# WORKING DATA start

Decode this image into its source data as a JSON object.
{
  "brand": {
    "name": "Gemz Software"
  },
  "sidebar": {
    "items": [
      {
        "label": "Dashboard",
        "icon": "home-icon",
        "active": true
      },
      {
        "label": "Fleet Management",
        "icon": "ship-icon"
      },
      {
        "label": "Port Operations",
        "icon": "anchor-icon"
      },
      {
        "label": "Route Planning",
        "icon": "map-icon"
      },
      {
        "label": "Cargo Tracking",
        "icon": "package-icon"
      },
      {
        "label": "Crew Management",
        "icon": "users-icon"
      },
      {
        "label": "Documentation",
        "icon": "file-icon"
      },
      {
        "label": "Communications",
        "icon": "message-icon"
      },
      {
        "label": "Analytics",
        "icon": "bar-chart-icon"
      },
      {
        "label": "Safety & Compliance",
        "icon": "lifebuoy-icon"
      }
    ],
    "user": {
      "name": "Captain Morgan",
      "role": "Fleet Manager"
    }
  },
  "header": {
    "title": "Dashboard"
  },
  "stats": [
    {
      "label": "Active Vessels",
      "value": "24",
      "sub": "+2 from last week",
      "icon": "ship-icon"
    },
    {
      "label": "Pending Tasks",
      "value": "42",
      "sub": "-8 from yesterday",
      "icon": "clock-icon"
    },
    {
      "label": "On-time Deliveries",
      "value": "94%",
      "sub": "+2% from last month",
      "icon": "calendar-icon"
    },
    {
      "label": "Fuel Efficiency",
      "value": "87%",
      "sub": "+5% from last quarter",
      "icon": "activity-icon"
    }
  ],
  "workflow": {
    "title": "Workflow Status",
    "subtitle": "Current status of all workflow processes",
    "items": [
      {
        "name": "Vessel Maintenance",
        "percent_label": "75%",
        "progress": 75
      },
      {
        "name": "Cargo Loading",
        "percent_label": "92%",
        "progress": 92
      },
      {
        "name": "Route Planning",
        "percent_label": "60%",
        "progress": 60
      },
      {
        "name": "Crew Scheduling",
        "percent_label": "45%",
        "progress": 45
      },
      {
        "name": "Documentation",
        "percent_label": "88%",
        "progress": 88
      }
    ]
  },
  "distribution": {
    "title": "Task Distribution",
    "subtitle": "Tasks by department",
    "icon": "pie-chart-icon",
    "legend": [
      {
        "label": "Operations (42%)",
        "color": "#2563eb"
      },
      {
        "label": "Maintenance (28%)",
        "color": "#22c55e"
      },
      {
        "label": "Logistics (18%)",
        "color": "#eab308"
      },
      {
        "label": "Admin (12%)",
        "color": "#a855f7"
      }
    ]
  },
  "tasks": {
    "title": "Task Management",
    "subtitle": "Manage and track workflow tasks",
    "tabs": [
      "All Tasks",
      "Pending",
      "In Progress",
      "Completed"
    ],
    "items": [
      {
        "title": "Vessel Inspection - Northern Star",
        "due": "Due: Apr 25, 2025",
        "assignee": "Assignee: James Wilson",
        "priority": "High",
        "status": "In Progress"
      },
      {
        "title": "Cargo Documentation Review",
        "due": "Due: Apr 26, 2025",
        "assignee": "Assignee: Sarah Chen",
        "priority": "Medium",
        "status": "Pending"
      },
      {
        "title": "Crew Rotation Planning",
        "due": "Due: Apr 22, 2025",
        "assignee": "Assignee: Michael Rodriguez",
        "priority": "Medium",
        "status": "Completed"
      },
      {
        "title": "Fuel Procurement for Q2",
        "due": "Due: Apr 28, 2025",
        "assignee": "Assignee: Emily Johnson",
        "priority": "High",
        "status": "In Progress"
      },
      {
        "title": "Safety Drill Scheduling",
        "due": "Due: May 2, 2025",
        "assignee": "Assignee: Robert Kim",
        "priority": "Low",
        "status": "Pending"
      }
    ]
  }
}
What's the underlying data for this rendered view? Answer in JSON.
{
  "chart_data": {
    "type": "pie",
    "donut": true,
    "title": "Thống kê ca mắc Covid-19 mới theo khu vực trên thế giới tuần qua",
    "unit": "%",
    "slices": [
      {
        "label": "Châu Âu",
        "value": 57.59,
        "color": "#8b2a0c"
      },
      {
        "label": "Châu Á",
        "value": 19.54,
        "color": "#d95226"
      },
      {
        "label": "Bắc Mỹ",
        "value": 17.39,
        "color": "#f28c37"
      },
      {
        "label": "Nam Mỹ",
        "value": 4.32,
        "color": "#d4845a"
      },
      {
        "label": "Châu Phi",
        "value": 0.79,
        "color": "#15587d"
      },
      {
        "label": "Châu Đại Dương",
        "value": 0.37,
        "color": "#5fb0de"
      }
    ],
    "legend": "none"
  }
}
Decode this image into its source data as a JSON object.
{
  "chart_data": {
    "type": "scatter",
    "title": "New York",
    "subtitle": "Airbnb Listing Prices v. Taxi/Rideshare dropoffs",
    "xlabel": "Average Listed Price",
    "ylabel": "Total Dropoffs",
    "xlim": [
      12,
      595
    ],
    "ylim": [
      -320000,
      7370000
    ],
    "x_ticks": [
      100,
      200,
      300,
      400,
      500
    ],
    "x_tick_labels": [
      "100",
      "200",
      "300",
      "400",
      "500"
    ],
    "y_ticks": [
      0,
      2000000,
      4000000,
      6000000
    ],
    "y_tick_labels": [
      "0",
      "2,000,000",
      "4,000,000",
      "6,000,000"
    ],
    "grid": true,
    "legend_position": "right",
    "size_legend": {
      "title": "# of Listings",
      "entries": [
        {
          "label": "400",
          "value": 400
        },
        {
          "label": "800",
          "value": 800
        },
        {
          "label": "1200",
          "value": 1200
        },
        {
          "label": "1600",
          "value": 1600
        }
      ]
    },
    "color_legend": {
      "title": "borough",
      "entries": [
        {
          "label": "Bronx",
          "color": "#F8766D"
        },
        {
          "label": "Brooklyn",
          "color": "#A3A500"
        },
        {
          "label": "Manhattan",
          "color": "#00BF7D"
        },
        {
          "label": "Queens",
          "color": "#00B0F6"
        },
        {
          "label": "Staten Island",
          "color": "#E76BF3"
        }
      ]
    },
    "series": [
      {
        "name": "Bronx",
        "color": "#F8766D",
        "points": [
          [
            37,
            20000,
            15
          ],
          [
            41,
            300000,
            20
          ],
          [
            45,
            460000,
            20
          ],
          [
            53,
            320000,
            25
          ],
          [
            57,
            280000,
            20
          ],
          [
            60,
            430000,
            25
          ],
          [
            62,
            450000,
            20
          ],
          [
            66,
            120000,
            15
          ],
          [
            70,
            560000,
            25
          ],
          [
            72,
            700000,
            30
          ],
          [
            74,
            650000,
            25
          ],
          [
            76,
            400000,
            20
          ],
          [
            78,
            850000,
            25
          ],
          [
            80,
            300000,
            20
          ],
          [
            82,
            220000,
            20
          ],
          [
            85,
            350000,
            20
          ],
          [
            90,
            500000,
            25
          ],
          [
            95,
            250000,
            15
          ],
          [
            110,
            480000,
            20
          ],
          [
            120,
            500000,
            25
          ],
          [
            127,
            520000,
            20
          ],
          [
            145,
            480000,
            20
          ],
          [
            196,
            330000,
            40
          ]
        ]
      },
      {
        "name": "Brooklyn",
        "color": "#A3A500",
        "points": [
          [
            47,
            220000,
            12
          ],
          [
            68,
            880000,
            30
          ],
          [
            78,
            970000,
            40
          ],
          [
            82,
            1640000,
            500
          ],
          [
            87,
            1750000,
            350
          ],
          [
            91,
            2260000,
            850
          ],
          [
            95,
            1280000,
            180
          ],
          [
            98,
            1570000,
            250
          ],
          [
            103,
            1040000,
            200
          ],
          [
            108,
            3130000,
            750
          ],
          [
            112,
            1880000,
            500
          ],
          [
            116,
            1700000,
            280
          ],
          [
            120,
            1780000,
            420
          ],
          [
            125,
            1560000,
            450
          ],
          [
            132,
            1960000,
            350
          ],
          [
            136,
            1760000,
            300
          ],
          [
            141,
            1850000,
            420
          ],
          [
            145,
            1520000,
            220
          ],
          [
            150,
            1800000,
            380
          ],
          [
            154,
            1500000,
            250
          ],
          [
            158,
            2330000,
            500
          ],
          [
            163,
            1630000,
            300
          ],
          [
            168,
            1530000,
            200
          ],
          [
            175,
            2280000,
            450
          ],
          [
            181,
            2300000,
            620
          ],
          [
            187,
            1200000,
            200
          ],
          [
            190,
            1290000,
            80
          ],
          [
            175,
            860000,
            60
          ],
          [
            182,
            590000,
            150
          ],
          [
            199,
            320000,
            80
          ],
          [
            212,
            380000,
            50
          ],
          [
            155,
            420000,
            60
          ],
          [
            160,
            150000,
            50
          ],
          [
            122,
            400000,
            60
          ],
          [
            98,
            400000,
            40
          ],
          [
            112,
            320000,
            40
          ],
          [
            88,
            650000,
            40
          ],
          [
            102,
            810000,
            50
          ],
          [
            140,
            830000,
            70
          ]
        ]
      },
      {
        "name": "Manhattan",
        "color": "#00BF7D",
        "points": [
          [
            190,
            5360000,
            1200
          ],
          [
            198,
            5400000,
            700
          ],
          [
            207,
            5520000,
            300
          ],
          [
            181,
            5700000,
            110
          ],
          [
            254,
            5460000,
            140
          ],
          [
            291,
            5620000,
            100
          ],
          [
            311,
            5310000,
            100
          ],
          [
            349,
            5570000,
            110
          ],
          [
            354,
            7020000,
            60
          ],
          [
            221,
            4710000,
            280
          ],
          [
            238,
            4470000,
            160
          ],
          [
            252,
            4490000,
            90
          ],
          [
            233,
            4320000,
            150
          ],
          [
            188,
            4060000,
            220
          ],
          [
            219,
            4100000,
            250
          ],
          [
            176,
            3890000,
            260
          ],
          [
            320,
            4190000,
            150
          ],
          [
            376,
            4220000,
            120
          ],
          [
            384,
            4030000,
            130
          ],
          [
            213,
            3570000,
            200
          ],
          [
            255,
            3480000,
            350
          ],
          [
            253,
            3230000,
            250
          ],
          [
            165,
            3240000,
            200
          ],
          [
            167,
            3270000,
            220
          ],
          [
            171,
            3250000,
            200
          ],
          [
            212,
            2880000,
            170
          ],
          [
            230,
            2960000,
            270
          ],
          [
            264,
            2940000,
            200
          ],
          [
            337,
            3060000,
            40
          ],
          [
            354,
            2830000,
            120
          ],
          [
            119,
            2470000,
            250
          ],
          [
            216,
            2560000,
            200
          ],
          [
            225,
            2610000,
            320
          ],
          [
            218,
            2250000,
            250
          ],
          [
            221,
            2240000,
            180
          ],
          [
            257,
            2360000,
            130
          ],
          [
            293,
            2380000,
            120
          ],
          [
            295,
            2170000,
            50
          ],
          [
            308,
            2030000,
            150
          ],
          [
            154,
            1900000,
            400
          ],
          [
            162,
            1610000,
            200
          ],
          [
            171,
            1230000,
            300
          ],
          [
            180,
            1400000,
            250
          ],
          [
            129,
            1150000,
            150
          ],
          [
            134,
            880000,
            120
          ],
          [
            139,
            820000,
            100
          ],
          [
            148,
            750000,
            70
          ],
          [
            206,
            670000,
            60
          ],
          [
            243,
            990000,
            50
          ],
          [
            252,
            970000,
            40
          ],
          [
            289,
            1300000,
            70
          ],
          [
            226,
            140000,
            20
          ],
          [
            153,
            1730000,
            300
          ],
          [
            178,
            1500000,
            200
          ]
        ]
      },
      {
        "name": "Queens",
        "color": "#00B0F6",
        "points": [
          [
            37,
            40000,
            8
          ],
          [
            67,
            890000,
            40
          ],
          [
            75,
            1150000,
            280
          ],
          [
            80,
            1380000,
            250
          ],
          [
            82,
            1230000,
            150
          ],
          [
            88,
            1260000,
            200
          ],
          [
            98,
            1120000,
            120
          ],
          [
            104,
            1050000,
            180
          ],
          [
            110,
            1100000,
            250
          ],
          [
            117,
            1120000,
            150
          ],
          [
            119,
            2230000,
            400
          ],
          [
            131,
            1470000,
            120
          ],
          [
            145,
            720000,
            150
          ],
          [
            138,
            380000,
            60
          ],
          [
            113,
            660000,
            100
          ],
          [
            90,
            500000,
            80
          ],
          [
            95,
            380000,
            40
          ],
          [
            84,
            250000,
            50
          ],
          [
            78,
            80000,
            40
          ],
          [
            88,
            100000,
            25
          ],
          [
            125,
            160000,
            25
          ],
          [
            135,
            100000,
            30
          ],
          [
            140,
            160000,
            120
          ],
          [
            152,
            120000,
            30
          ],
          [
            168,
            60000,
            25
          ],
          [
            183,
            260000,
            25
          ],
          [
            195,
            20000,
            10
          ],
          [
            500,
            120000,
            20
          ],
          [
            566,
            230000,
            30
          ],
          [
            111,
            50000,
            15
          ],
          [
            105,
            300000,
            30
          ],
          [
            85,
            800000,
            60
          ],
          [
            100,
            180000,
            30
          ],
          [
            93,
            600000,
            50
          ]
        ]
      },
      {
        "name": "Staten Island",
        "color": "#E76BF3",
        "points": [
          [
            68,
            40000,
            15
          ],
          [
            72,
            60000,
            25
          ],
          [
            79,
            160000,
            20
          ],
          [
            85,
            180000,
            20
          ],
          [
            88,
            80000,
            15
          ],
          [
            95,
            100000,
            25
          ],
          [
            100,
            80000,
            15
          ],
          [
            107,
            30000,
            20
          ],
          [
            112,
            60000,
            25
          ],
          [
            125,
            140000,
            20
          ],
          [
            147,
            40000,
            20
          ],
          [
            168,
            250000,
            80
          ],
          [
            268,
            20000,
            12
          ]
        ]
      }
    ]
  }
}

# WORKING DATA end

Return solely the number of lines in the data that include the word "Scheduling".

2